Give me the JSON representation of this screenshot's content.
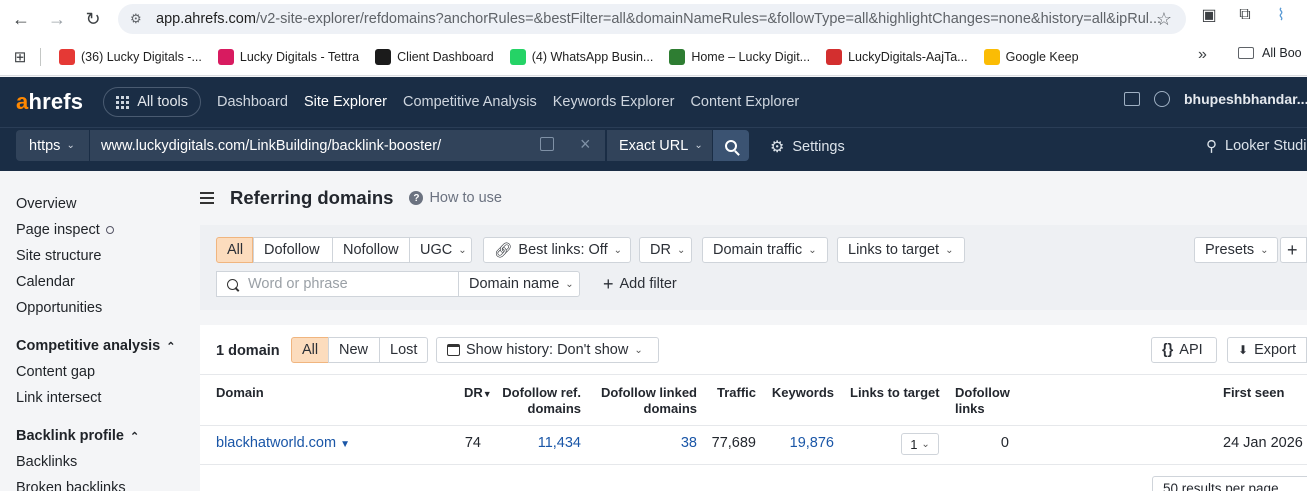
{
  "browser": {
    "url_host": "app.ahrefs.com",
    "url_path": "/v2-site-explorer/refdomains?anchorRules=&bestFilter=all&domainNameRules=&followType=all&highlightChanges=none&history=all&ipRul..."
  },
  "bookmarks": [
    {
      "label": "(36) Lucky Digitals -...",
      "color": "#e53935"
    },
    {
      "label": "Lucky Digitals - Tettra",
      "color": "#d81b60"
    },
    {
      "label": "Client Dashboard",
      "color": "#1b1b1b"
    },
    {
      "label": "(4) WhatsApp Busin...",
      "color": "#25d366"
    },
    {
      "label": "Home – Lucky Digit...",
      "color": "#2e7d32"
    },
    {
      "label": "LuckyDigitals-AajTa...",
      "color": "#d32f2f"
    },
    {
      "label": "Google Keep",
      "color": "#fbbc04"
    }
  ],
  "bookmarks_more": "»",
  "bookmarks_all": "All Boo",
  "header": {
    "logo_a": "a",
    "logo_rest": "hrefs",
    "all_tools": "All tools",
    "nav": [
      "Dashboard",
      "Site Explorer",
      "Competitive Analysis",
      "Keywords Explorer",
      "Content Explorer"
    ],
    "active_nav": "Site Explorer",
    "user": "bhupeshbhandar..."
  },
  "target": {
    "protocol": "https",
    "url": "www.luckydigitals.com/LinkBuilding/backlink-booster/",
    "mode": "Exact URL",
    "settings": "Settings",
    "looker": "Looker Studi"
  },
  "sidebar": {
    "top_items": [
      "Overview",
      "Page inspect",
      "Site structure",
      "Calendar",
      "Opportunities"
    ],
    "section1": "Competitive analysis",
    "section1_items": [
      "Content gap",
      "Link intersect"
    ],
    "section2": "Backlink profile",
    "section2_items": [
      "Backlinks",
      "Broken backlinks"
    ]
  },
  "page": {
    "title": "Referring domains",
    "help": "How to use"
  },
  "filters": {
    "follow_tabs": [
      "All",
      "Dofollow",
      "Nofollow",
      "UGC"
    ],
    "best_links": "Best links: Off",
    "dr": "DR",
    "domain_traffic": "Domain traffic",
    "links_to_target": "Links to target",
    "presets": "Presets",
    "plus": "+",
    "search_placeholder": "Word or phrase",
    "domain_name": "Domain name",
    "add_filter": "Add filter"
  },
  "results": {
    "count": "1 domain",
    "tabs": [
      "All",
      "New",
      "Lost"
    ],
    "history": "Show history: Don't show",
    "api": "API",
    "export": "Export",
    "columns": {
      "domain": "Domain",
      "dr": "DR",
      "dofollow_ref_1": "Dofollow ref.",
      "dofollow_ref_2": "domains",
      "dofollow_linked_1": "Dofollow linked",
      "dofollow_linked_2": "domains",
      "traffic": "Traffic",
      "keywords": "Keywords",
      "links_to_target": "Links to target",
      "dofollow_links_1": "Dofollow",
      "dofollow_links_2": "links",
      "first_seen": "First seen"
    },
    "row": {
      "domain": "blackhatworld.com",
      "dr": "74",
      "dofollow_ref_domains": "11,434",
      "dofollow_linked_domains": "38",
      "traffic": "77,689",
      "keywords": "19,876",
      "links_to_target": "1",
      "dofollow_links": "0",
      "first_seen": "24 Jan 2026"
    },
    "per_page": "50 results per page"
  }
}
┄┄┄┄┄┄┄┄┄┄
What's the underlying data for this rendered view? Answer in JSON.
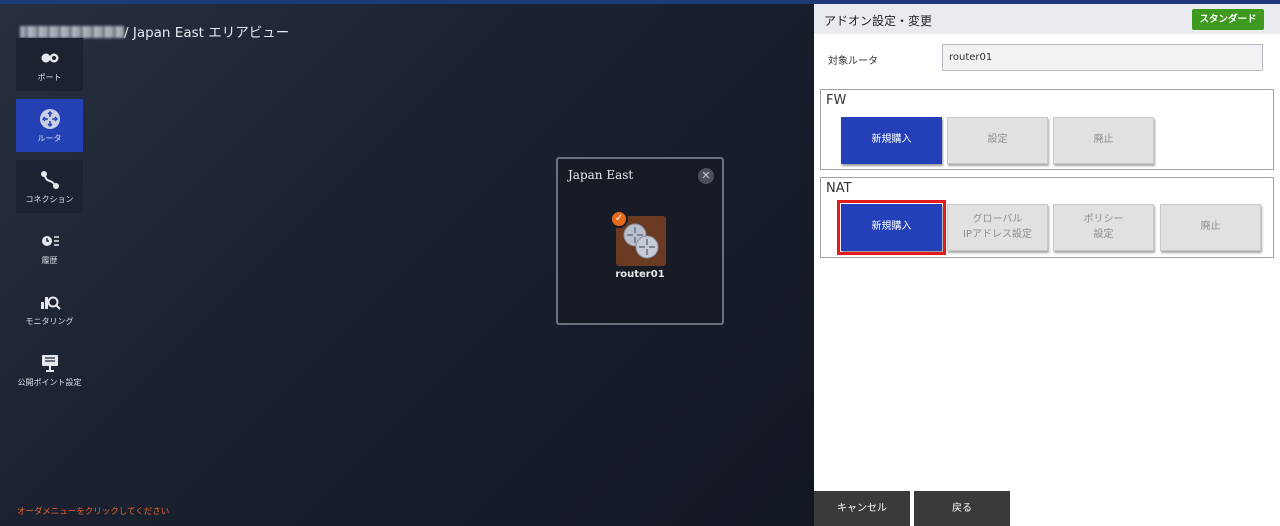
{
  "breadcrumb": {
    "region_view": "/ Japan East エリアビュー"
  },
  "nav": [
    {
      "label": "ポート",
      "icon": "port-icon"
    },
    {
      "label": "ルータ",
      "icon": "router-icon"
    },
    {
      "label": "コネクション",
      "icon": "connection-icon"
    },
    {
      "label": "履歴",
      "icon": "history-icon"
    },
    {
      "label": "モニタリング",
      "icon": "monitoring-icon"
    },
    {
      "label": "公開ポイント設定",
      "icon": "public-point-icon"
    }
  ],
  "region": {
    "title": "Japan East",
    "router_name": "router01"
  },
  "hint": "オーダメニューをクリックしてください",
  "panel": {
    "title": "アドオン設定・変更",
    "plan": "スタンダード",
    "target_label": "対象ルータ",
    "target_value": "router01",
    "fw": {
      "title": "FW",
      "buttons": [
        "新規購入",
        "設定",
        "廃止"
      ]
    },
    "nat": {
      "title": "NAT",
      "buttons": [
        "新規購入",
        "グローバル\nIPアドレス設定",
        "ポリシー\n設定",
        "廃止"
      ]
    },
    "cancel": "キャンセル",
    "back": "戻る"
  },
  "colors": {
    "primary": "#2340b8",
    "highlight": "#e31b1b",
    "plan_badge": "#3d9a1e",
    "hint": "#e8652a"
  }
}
┄┄┄┄┄┄┄┄┄┄
Gather all lines of the records that include the word "results".

COMPLETE RESPONSE —
  "results": {
    "per_page": "50 results per page"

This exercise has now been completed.